▶ [Source material]:
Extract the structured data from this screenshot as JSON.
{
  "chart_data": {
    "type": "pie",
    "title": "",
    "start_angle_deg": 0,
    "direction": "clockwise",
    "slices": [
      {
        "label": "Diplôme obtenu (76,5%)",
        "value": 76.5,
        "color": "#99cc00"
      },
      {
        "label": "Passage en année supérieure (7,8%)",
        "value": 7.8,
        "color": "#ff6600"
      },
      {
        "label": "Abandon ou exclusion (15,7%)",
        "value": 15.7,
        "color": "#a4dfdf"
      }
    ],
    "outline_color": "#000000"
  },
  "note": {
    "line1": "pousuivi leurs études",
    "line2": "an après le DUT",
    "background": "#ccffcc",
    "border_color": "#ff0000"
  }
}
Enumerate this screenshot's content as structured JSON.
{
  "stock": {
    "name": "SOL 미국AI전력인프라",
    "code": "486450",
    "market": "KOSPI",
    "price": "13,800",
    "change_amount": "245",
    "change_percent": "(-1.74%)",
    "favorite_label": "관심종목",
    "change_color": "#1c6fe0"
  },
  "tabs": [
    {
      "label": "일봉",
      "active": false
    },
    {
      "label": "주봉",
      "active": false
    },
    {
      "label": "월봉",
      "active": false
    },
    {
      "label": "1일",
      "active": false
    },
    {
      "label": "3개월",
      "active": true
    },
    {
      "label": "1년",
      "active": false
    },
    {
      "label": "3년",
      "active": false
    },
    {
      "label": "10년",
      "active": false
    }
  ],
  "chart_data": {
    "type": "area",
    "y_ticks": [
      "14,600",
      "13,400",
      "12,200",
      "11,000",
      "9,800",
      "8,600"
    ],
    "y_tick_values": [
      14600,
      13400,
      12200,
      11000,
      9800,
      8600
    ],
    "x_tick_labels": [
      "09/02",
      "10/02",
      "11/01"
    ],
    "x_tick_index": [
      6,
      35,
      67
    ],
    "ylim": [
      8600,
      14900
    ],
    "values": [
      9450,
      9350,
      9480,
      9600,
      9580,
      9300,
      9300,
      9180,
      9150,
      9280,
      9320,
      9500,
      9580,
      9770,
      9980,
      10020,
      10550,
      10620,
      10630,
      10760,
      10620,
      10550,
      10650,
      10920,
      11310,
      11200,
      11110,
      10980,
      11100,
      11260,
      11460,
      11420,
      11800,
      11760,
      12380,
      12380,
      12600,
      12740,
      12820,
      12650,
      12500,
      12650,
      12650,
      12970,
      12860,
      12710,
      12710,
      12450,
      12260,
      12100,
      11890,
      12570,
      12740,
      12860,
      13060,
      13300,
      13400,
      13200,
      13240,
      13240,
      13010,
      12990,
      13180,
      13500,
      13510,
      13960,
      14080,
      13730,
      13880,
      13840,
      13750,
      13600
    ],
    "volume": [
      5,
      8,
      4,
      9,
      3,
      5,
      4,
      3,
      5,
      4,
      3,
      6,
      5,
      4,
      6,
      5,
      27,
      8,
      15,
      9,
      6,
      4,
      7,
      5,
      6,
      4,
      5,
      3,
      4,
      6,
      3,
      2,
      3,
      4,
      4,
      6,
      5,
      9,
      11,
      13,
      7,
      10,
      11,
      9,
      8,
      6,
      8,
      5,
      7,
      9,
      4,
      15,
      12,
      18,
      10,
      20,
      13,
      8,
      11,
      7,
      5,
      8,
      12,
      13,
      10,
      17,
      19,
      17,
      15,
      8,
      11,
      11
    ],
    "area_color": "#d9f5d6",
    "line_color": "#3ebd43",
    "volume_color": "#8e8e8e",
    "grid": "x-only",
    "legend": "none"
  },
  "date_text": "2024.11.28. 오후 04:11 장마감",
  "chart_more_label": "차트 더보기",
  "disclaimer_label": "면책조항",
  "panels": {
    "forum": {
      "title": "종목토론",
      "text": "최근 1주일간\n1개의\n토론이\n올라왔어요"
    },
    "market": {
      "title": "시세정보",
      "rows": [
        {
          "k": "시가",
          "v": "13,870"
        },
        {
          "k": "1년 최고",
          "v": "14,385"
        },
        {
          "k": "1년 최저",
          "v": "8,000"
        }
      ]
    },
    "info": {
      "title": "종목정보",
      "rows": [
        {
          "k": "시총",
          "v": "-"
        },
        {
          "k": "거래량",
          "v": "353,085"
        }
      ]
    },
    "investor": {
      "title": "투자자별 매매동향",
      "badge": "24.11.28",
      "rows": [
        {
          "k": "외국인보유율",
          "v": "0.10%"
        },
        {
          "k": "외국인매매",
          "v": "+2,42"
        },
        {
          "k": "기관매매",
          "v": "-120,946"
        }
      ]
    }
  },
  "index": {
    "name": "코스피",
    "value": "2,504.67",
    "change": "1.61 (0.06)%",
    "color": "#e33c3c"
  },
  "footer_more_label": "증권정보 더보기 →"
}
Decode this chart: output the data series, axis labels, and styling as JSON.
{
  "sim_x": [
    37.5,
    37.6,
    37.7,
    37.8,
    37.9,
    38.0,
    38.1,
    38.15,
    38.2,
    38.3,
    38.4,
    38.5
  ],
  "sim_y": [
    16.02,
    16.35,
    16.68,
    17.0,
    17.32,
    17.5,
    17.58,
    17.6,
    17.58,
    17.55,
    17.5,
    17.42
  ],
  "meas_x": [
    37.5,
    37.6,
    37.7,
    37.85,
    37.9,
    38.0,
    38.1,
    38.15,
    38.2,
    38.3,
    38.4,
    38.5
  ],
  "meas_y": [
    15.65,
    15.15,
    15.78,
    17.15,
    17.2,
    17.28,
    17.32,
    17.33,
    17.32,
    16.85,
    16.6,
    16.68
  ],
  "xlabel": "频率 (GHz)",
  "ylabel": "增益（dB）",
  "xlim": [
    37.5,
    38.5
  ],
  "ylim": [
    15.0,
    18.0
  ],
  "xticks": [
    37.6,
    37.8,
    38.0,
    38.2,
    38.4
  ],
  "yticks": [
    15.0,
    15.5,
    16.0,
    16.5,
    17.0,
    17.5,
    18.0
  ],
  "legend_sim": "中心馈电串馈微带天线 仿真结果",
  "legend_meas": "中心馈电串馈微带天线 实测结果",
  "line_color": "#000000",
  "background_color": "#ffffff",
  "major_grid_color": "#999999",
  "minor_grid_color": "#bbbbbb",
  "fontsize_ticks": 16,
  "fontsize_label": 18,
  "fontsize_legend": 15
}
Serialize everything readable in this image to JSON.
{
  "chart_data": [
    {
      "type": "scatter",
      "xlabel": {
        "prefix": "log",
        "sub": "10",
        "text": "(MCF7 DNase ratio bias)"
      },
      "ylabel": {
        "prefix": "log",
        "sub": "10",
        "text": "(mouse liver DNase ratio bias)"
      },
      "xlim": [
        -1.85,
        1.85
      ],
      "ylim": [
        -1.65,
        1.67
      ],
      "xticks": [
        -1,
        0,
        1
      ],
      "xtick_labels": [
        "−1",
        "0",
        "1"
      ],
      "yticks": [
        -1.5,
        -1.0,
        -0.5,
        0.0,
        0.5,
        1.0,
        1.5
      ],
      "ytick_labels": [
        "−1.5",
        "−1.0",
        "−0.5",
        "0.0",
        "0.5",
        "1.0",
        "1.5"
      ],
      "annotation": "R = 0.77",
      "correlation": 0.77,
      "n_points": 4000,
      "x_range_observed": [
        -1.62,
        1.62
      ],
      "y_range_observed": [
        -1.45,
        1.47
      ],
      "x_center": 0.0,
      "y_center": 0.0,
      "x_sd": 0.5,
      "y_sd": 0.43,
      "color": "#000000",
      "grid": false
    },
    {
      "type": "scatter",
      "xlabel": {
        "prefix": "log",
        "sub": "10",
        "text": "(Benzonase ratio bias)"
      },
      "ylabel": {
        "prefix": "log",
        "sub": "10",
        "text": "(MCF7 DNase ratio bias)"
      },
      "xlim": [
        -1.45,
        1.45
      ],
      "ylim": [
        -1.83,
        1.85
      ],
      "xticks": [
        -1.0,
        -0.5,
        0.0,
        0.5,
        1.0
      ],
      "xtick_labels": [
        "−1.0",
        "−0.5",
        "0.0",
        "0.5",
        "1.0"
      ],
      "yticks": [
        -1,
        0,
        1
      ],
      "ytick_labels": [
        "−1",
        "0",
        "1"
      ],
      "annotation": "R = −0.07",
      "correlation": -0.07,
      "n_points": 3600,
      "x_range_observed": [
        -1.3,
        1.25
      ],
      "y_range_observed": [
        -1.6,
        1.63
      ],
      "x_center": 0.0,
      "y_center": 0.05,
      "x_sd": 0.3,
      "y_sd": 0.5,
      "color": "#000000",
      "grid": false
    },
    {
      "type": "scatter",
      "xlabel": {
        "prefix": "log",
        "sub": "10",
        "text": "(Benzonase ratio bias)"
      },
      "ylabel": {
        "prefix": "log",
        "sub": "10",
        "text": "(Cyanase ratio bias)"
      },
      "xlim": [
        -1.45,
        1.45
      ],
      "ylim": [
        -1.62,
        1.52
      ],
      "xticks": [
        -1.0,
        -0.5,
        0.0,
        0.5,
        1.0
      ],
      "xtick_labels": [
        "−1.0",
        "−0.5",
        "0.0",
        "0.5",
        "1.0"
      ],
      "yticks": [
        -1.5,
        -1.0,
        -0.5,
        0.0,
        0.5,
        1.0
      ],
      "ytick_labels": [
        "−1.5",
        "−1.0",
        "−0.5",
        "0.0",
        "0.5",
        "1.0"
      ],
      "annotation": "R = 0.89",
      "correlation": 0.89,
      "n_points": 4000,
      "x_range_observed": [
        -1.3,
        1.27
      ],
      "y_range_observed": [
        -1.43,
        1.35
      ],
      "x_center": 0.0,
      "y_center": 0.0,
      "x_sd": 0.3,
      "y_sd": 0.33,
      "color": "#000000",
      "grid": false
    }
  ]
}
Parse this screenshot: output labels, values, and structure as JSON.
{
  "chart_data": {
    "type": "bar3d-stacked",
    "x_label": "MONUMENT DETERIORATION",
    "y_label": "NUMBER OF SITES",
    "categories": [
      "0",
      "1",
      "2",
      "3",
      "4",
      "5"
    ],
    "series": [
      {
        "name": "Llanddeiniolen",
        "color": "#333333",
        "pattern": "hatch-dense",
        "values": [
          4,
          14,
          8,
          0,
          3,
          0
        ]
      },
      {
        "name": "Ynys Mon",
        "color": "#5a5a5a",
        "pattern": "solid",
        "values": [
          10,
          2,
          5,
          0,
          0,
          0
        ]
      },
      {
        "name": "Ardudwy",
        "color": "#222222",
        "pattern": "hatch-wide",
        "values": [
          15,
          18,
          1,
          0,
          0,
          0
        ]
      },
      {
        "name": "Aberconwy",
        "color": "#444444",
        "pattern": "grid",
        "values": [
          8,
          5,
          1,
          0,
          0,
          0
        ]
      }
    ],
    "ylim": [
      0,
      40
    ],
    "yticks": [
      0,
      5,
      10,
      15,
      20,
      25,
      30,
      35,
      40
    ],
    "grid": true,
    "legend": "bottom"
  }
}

▶ [Task details]:
Return the lines of the records that include the string "series".

▶ [Worked solution]:
Decode this chart: output the data series, axis labels, and styling as JSON.
    "series": [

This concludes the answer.